__Problem to solve__:
Return the lines where the word "Join" occurs.

__Recorded information__:
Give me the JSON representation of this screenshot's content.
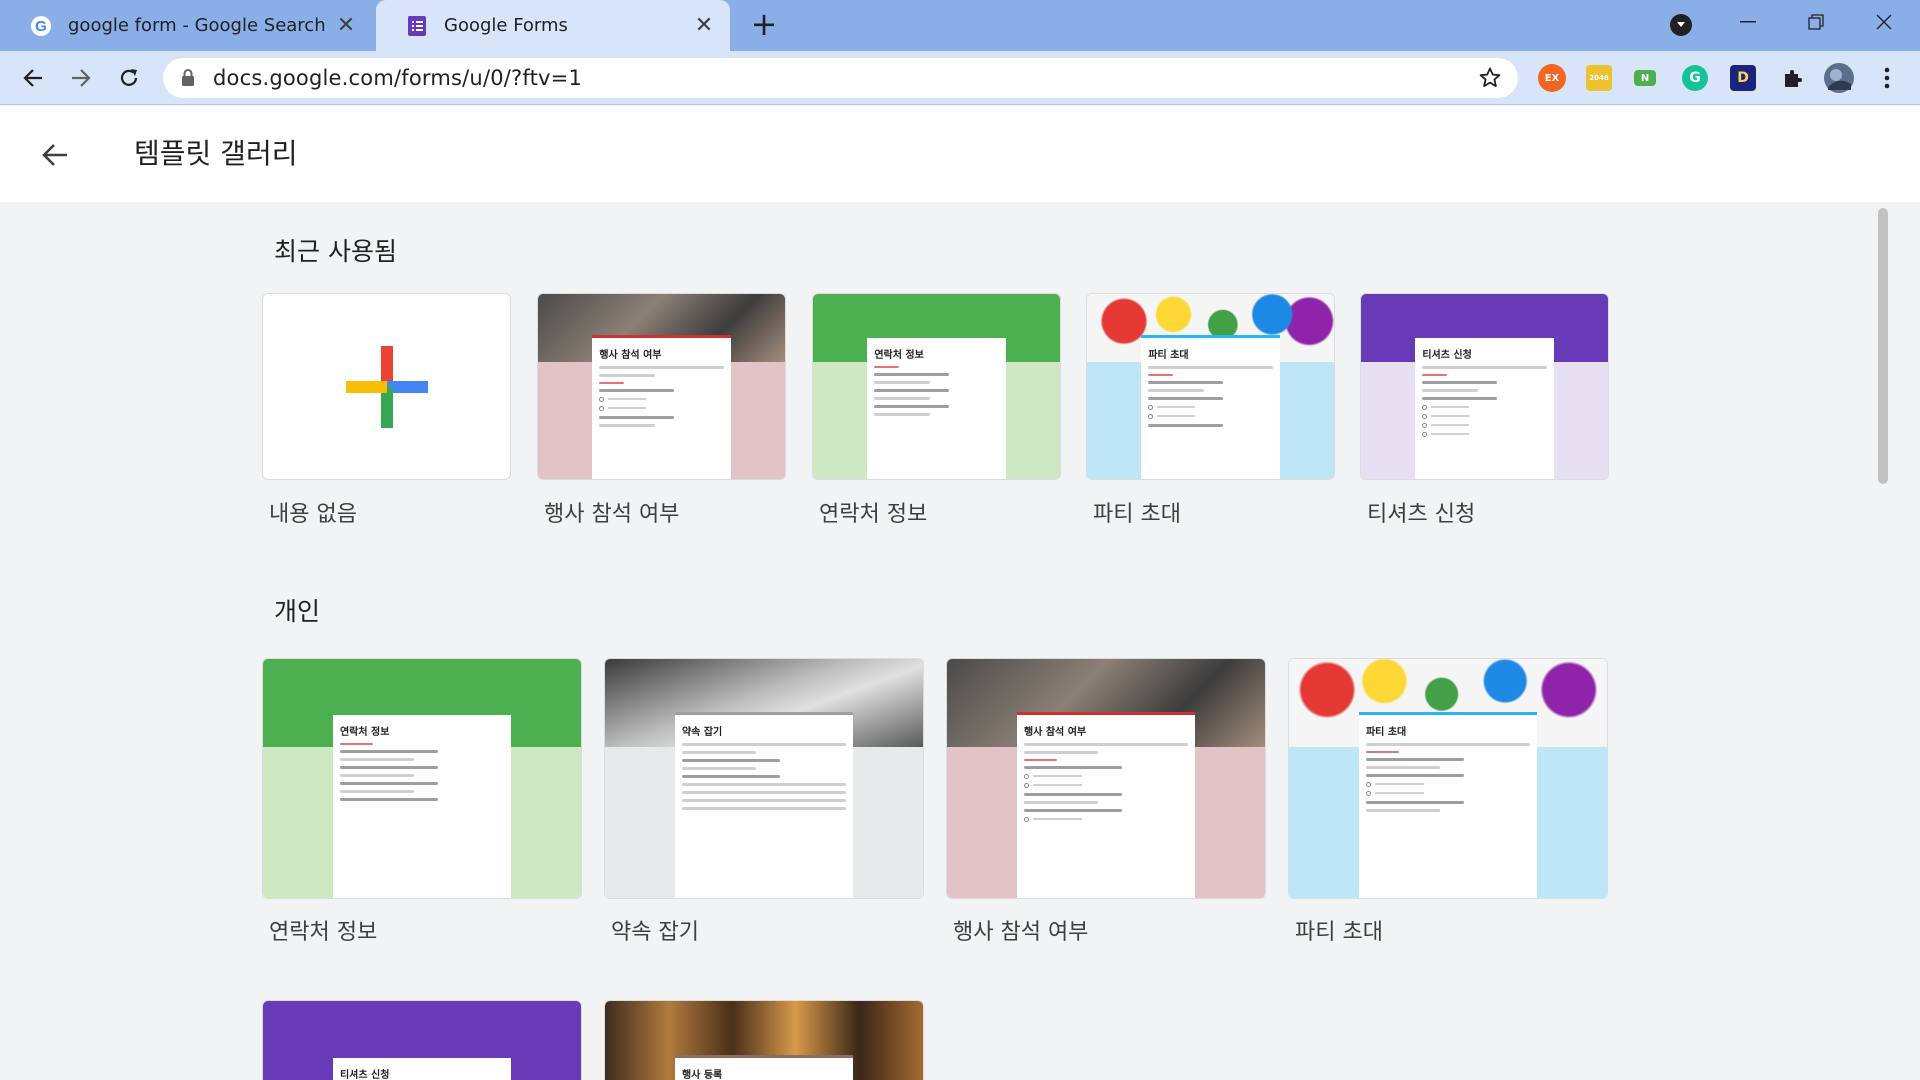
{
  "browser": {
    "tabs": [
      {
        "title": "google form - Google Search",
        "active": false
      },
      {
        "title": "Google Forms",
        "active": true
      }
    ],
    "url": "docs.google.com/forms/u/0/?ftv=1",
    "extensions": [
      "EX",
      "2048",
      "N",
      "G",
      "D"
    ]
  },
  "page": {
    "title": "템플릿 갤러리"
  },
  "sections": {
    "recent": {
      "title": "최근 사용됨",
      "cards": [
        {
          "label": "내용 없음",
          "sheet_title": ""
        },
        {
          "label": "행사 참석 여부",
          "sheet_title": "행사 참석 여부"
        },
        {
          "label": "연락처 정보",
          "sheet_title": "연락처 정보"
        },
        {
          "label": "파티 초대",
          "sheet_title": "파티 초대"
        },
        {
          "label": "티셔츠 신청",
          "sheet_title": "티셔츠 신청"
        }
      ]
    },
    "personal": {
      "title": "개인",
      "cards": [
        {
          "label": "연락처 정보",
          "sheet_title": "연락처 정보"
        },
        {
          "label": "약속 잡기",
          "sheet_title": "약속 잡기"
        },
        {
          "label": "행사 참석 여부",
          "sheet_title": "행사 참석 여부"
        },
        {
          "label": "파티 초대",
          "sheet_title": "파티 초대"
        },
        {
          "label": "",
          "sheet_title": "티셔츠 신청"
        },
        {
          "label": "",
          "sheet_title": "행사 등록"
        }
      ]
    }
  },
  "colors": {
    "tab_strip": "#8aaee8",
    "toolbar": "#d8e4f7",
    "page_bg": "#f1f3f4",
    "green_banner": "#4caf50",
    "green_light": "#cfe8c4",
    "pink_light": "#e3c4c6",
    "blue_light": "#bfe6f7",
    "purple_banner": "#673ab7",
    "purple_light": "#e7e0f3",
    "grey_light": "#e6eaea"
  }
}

* * *

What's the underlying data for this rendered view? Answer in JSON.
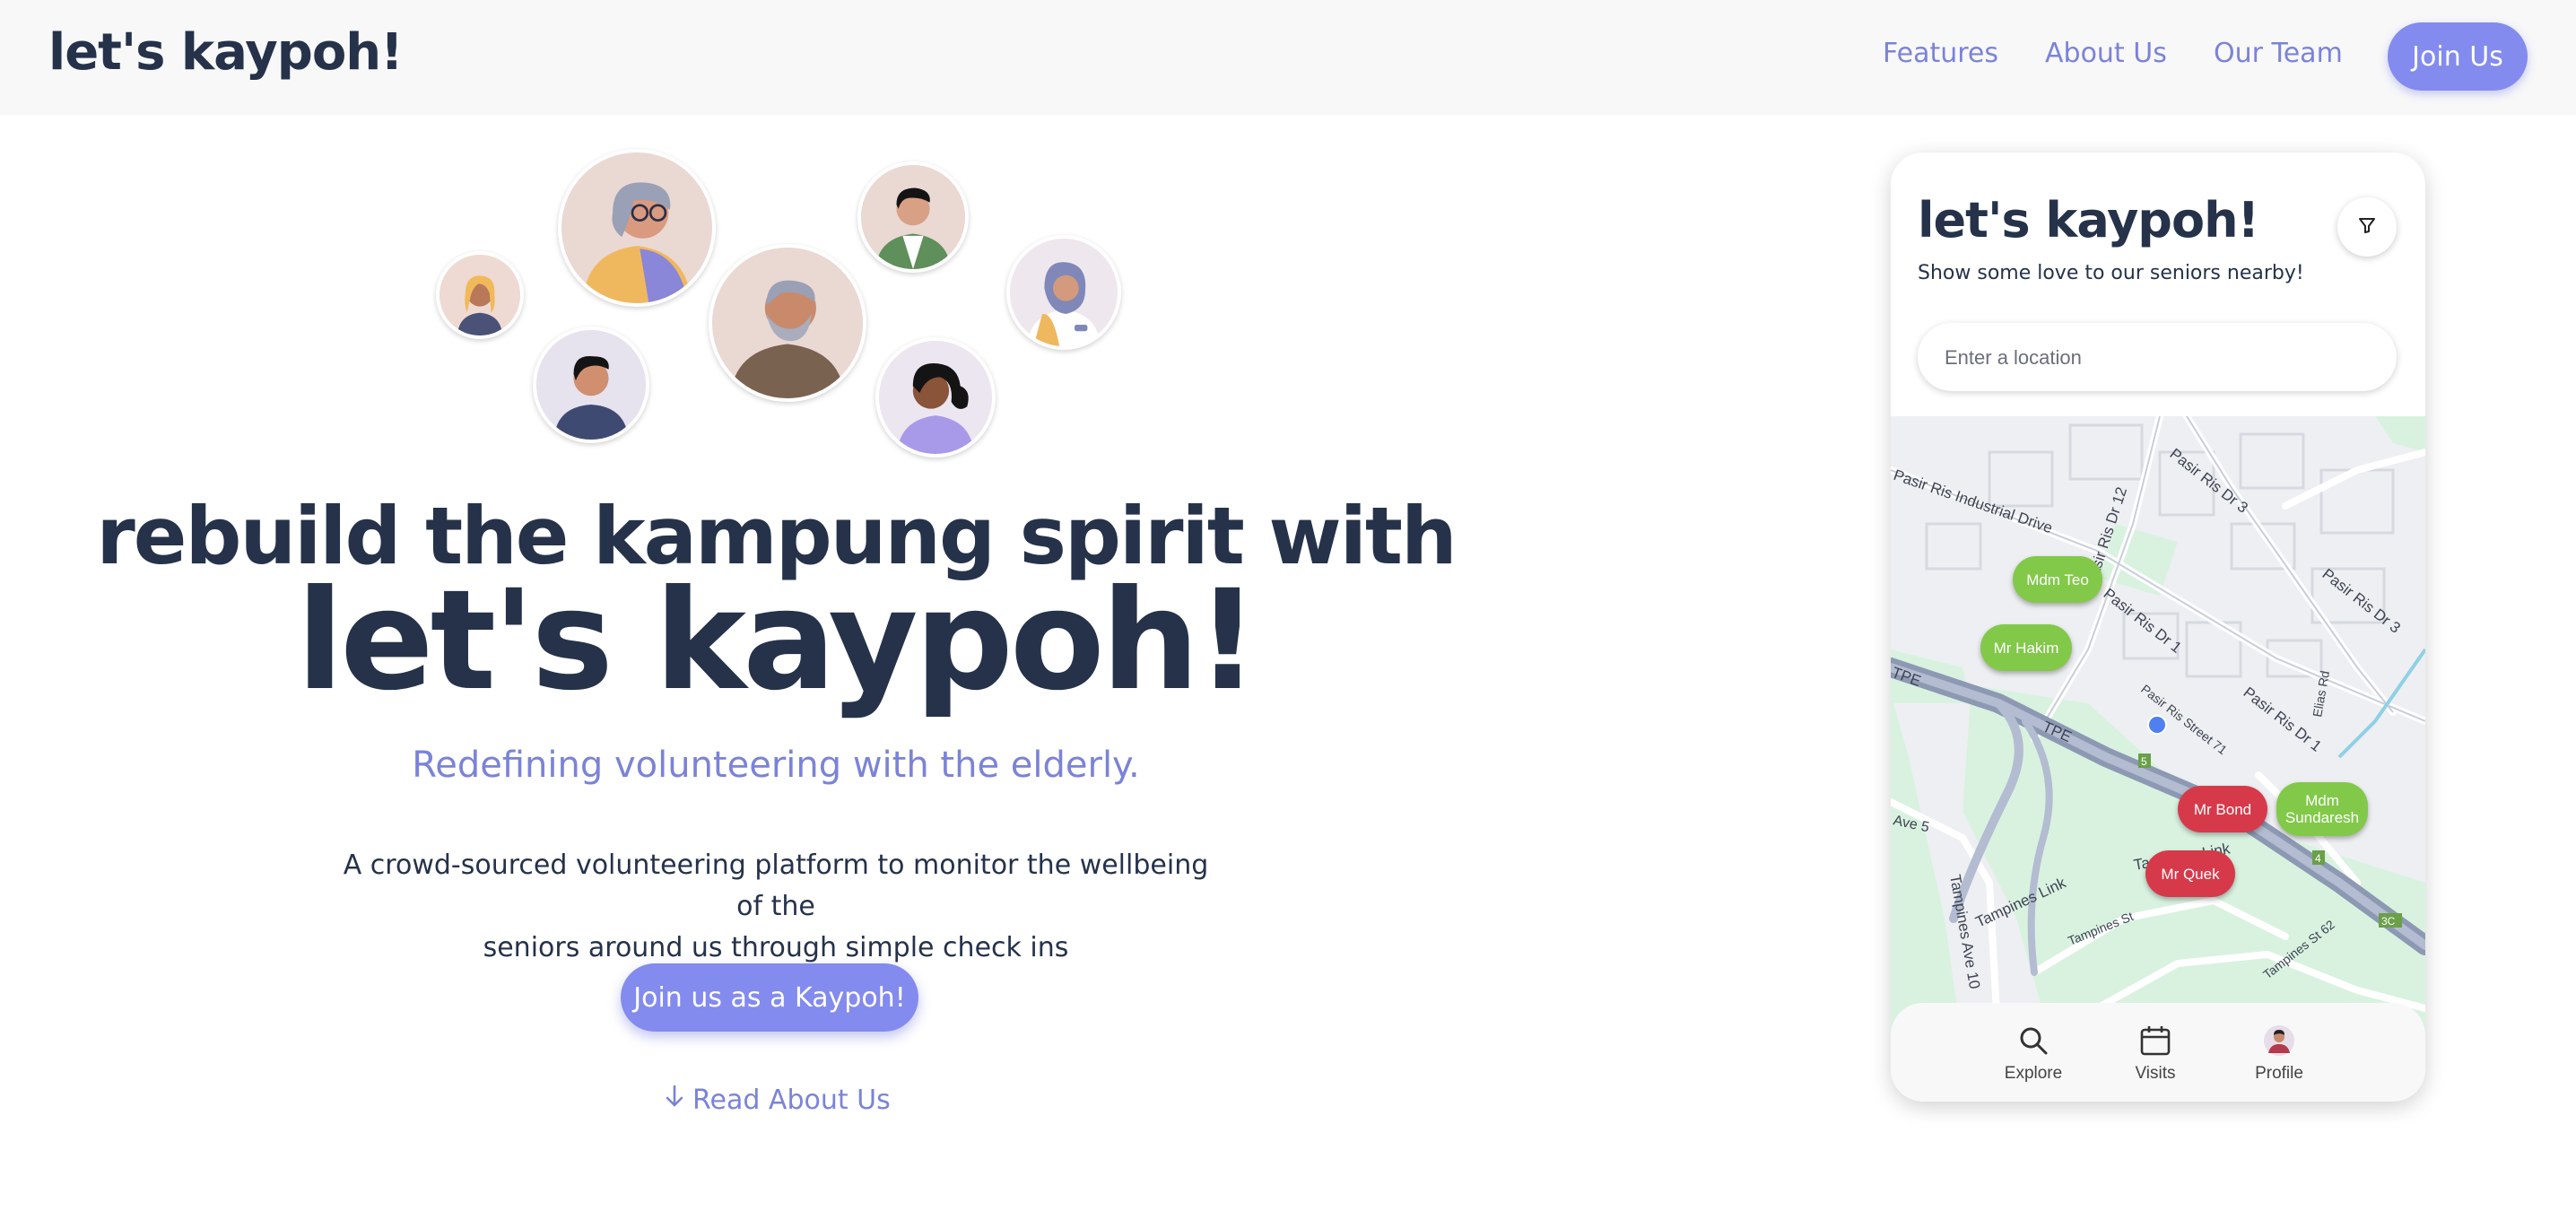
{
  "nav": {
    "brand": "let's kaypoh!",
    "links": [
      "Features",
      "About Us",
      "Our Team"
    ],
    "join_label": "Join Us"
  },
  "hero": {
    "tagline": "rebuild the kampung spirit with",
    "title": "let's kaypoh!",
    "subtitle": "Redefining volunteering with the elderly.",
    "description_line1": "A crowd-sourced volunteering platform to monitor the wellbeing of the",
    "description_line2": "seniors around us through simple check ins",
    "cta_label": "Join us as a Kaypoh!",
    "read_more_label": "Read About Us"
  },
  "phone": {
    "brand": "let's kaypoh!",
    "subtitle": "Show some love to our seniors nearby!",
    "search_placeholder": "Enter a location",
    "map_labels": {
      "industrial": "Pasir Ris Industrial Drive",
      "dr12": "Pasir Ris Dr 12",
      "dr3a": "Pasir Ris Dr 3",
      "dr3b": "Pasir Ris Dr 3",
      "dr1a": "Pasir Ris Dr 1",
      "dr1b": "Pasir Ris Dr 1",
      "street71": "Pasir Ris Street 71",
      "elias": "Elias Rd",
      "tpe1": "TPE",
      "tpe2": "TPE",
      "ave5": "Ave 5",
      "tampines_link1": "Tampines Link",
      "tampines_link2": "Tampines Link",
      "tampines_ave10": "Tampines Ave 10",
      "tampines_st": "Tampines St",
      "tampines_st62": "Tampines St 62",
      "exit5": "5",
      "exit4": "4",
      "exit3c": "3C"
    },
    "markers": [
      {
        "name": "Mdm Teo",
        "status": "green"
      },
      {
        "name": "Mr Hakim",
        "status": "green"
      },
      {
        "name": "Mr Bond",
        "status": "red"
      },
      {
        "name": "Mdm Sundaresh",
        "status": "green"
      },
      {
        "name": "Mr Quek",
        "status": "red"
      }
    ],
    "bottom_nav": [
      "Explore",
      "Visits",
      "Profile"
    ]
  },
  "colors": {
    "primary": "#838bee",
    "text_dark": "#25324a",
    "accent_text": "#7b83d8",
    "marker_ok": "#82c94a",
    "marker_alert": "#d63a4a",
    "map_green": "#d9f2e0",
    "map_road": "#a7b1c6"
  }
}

__Exercise response__:
    "join_label": "Join Us"
    "cta_label": "Join us as a Kaypoh!",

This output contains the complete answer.